• _WHAT TO DO_:
How many lines of these records hold the string "организацией"? Reply with the number alone.
..............................
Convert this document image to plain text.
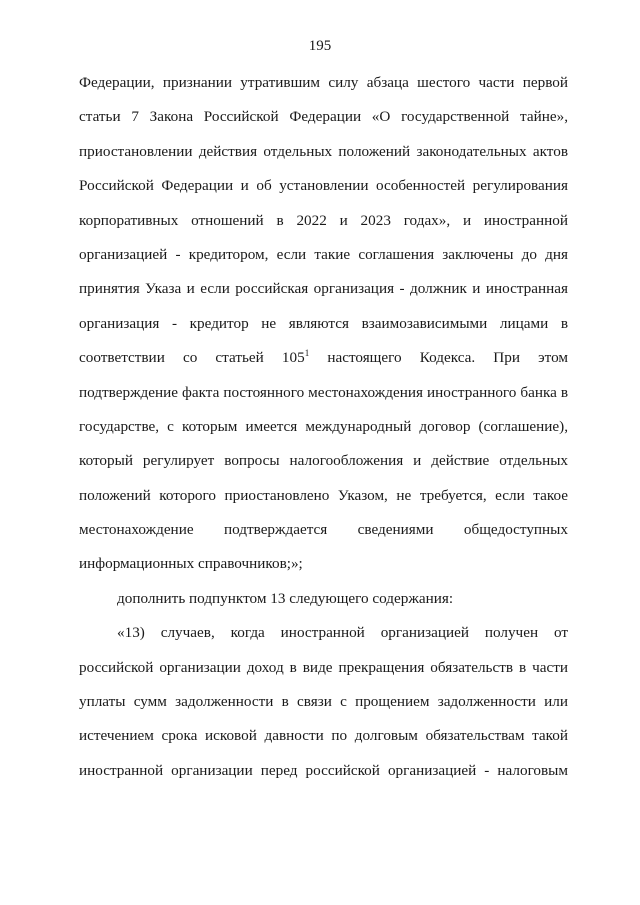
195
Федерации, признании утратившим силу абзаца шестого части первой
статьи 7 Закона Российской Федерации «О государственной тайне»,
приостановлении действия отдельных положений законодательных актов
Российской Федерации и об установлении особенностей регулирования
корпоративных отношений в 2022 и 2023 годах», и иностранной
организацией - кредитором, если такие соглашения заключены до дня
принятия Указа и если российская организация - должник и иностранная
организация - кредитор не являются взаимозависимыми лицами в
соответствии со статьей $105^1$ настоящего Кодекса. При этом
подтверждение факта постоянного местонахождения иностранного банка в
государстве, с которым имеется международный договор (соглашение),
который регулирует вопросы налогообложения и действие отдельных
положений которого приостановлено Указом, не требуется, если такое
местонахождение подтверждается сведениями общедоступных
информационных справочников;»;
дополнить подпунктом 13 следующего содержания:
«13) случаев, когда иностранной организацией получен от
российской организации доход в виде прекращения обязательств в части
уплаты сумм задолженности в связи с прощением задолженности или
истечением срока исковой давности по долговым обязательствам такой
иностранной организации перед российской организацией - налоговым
..............................
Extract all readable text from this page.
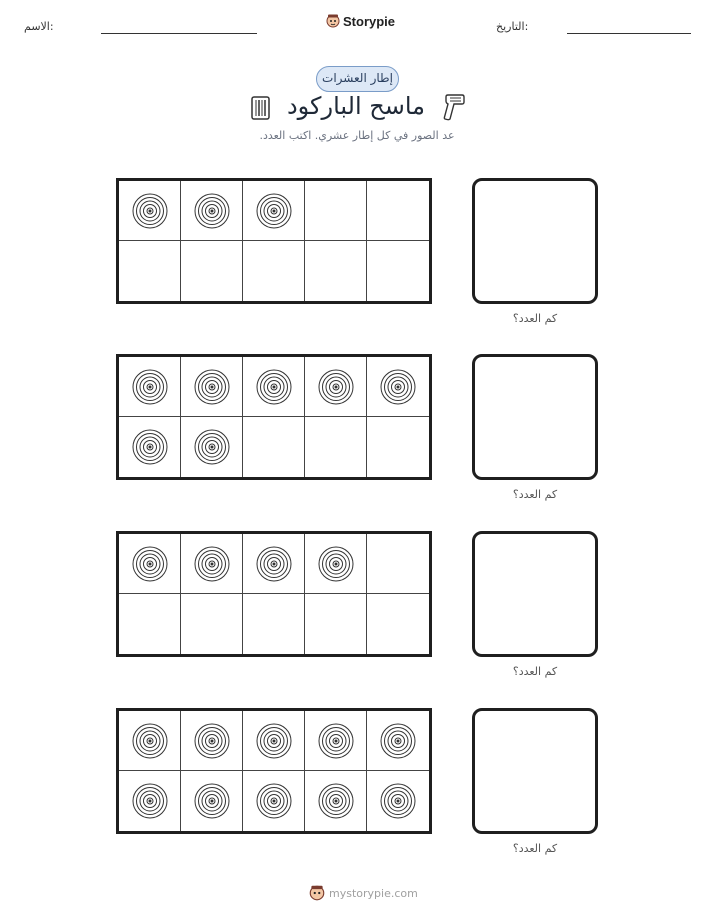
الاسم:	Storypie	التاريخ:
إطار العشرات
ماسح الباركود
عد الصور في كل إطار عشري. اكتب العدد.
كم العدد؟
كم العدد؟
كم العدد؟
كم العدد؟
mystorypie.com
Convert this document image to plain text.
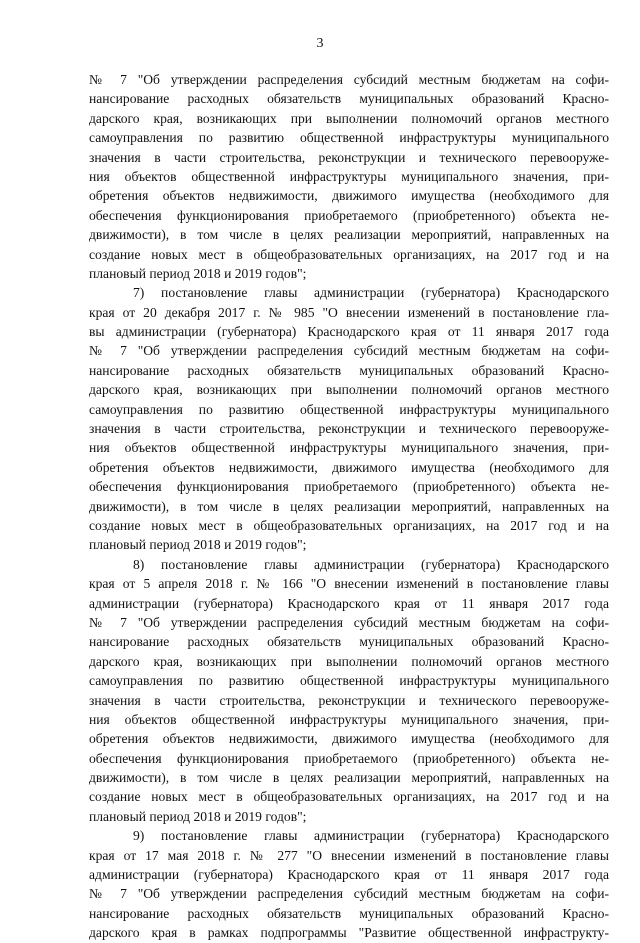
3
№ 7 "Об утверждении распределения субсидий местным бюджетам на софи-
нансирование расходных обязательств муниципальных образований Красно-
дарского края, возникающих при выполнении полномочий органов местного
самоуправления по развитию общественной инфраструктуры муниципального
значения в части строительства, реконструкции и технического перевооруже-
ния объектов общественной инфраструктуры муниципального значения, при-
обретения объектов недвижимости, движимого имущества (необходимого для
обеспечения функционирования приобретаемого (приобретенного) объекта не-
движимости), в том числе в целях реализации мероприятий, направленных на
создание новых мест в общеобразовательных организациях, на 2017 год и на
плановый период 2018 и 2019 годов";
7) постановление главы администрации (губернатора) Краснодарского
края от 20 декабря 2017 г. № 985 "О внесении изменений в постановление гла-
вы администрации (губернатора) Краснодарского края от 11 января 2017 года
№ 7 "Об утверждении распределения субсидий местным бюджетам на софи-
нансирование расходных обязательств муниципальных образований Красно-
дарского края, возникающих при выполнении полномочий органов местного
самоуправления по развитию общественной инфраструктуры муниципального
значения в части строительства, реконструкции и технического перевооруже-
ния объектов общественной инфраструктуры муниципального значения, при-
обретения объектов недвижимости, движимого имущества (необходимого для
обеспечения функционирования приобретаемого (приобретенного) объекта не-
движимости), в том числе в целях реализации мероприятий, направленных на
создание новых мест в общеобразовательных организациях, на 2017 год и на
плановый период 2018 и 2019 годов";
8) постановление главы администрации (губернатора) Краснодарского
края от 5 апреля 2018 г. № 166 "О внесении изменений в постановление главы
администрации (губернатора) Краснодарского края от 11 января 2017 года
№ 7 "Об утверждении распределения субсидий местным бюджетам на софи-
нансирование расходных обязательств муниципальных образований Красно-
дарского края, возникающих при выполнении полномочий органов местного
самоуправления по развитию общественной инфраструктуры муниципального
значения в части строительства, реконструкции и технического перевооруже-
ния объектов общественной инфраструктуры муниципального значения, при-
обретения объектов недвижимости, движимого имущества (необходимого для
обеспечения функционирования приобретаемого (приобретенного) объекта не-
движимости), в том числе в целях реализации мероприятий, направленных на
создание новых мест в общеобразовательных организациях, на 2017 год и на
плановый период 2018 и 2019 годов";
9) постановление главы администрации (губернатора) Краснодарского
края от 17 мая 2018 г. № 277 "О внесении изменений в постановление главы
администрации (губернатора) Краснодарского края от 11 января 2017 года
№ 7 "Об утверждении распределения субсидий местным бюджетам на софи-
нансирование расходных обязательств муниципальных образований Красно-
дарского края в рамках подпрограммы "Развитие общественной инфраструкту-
..............................
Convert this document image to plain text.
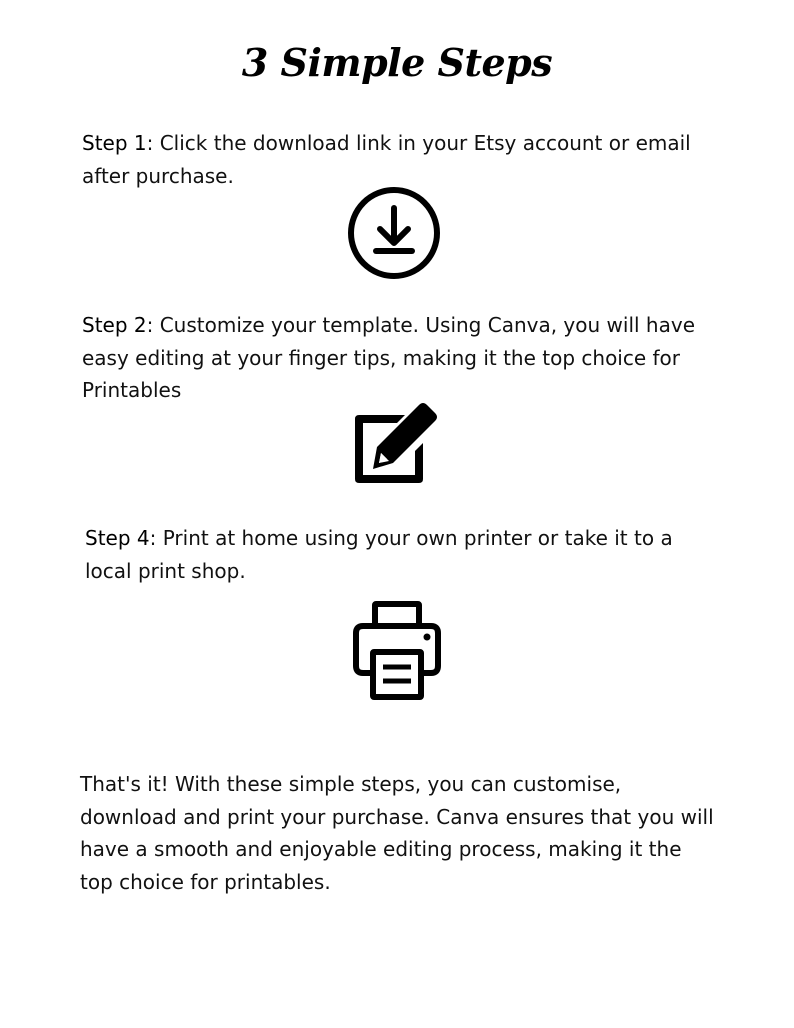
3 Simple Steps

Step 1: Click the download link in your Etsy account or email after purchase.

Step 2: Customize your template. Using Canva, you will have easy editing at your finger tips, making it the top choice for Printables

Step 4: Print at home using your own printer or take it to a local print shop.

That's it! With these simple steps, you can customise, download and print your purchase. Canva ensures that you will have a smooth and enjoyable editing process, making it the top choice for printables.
..............................
• _FINISHED ANSWER_:
3